» What the exercise asks
State the number of lines that include the string "Vasaloppet", and write nothing else.
* start Material for this task *
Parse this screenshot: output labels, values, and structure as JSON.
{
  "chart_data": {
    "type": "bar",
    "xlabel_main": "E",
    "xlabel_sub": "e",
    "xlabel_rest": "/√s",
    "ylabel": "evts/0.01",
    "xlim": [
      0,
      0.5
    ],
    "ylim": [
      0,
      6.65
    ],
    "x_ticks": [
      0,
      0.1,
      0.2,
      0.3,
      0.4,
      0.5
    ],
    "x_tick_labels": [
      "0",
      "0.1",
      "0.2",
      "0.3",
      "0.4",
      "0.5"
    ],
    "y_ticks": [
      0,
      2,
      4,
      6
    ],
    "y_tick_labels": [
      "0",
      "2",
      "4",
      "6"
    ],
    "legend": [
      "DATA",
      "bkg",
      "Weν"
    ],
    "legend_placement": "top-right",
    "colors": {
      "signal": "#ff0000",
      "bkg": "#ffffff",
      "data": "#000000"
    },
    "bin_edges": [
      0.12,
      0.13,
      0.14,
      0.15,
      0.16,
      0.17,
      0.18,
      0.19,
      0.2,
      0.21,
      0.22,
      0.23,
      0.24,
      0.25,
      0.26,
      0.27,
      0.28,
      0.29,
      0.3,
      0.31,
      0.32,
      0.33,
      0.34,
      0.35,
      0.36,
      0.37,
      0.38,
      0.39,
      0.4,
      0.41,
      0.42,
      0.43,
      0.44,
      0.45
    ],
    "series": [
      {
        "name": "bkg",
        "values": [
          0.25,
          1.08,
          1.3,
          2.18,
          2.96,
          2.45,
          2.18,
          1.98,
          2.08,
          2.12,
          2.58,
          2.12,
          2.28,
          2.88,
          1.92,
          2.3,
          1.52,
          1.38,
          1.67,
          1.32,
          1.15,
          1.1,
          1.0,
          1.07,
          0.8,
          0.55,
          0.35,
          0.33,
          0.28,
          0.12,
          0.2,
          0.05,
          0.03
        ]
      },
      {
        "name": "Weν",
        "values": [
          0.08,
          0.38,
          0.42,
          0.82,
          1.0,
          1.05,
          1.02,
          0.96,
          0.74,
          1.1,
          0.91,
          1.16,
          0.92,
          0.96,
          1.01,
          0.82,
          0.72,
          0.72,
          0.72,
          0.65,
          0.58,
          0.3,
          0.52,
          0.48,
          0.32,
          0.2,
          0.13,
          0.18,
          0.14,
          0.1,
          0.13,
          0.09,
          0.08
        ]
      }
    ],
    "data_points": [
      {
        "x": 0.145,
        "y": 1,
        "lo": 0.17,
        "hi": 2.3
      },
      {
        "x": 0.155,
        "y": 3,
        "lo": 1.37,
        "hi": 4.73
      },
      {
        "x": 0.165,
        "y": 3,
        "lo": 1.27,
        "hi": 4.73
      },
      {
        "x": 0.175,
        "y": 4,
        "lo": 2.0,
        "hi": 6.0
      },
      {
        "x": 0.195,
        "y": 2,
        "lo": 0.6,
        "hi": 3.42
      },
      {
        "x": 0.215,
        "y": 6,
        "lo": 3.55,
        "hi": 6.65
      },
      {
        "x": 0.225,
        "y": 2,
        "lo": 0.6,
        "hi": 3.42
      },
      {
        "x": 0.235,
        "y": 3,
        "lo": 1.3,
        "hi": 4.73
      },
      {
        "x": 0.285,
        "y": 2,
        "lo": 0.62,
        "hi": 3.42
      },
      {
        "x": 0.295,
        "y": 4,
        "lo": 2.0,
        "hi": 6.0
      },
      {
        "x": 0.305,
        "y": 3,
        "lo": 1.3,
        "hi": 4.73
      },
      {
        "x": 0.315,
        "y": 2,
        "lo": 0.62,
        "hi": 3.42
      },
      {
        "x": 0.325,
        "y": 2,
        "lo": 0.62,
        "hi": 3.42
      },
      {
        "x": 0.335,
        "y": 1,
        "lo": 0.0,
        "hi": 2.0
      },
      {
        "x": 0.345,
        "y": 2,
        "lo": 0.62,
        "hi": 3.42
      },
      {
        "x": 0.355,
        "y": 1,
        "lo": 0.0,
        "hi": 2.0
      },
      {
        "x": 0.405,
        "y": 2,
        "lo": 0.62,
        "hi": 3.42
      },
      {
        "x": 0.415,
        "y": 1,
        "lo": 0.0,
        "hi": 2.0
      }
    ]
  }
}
* end Material for this task *
* start Material for this task *
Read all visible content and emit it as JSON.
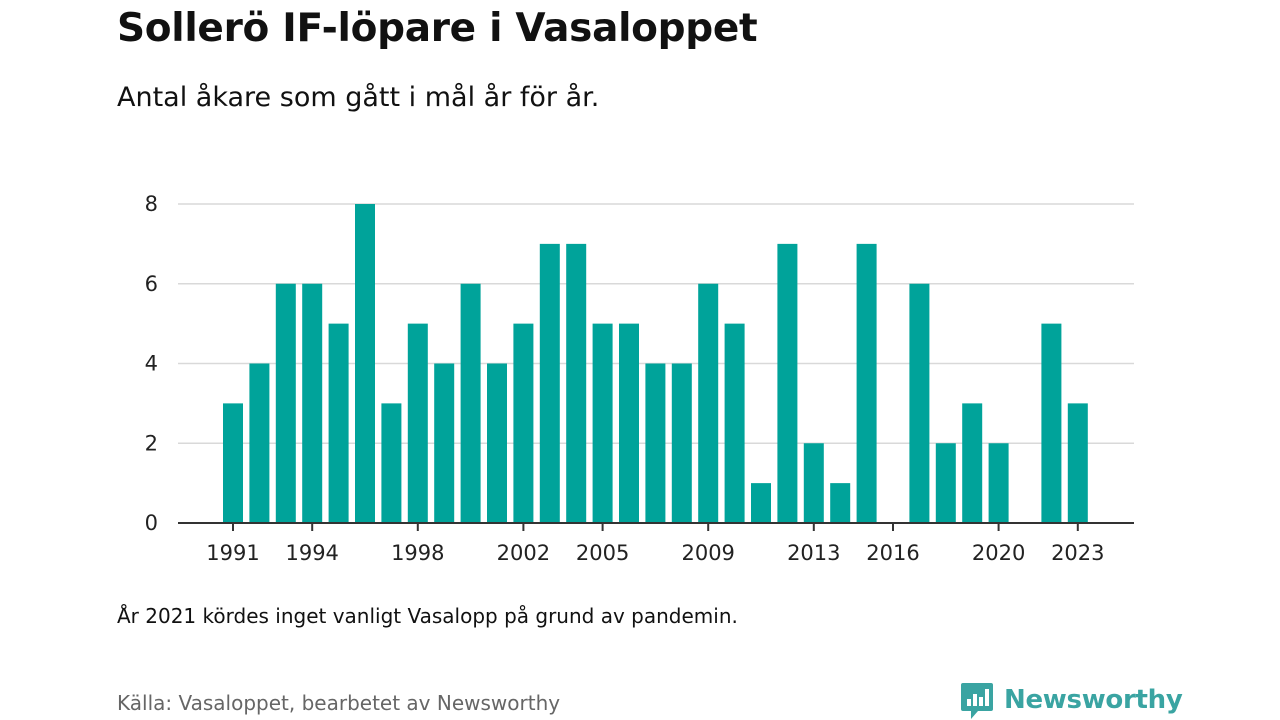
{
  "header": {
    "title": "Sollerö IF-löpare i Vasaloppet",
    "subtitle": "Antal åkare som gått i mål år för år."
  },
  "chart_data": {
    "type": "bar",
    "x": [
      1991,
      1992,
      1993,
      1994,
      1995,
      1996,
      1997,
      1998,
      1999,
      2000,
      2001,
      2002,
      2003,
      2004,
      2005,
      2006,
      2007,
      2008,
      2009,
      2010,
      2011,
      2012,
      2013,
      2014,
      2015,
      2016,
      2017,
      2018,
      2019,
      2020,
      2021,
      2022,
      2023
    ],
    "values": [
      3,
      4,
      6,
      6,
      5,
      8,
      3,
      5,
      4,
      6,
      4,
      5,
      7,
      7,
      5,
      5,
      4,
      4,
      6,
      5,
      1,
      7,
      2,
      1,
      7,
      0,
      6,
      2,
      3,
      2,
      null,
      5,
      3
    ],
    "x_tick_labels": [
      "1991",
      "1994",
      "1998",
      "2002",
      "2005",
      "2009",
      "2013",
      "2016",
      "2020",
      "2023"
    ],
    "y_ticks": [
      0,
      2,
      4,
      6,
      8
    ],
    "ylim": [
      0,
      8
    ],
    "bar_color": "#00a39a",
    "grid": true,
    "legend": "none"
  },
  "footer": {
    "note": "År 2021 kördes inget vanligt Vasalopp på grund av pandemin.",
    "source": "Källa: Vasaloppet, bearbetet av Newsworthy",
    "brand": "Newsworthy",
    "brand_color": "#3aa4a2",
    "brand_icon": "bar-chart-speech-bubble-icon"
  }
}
* end Material for this task *
* start Material for this task *
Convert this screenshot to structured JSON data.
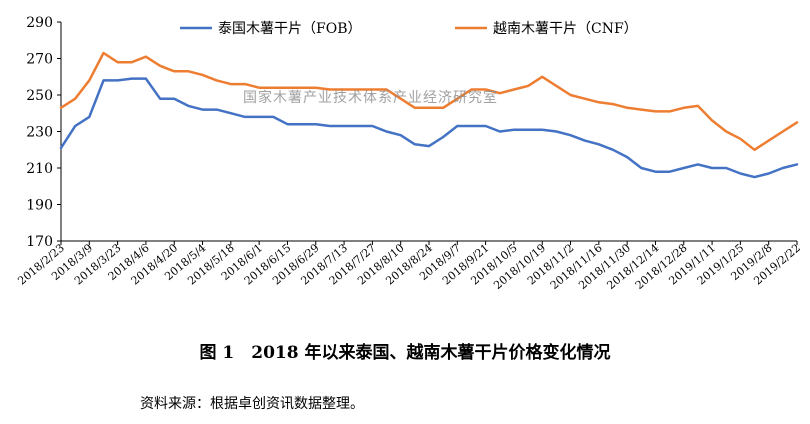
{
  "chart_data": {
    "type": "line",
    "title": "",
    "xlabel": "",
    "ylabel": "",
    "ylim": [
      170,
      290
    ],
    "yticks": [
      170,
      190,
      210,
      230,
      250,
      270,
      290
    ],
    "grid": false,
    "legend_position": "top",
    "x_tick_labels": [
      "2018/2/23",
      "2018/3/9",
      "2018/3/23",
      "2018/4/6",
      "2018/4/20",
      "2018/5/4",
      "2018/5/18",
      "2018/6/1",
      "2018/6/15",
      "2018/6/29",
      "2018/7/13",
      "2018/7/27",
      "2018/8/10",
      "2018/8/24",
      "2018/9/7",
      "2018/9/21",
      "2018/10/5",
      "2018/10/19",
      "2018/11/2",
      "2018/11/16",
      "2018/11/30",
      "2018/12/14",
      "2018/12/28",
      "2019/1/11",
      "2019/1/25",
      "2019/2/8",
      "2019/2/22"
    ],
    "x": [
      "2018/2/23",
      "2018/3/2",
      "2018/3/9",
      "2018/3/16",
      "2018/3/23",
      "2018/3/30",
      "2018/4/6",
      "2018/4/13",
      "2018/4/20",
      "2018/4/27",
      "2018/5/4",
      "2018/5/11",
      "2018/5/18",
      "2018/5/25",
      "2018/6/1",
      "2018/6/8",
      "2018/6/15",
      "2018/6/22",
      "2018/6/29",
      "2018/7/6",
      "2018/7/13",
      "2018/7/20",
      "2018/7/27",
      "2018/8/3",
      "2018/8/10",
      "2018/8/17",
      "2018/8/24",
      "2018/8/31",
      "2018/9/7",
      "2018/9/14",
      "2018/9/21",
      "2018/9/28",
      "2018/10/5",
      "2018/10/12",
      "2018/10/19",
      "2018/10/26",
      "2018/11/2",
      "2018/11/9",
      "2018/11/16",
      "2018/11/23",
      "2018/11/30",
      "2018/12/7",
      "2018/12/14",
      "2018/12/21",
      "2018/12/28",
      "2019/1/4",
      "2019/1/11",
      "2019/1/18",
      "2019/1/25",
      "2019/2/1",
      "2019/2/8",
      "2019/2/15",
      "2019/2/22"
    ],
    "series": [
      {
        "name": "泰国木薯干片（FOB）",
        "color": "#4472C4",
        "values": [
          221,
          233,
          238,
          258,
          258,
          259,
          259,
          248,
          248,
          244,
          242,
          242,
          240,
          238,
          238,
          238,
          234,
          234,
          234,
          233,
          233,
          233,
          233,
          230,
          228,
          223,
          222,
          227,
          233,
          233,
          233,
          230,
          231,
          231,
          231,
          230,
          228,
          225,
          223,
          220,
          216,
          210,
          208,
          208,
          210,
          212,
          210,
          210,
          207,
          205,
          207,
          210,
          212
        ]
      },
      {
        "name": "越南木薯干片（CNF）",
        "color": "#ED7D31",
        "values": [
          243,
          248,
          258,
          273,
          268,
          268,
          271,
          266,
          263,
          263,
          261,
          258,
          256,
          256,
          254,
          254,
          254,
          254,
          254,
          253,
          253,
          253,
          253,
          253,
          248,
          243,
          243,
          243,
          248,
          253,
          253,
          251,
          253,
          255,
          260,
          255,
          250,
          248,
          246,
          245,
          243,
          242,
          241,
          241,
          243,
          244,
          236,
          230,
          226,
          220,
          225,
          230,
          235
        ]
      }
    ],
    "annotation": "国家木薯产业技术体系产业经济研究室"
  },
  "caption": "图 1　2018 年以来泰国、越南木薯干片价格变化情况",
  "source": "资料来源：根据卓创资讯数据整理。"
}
* end Material for this task *
» Task answer
2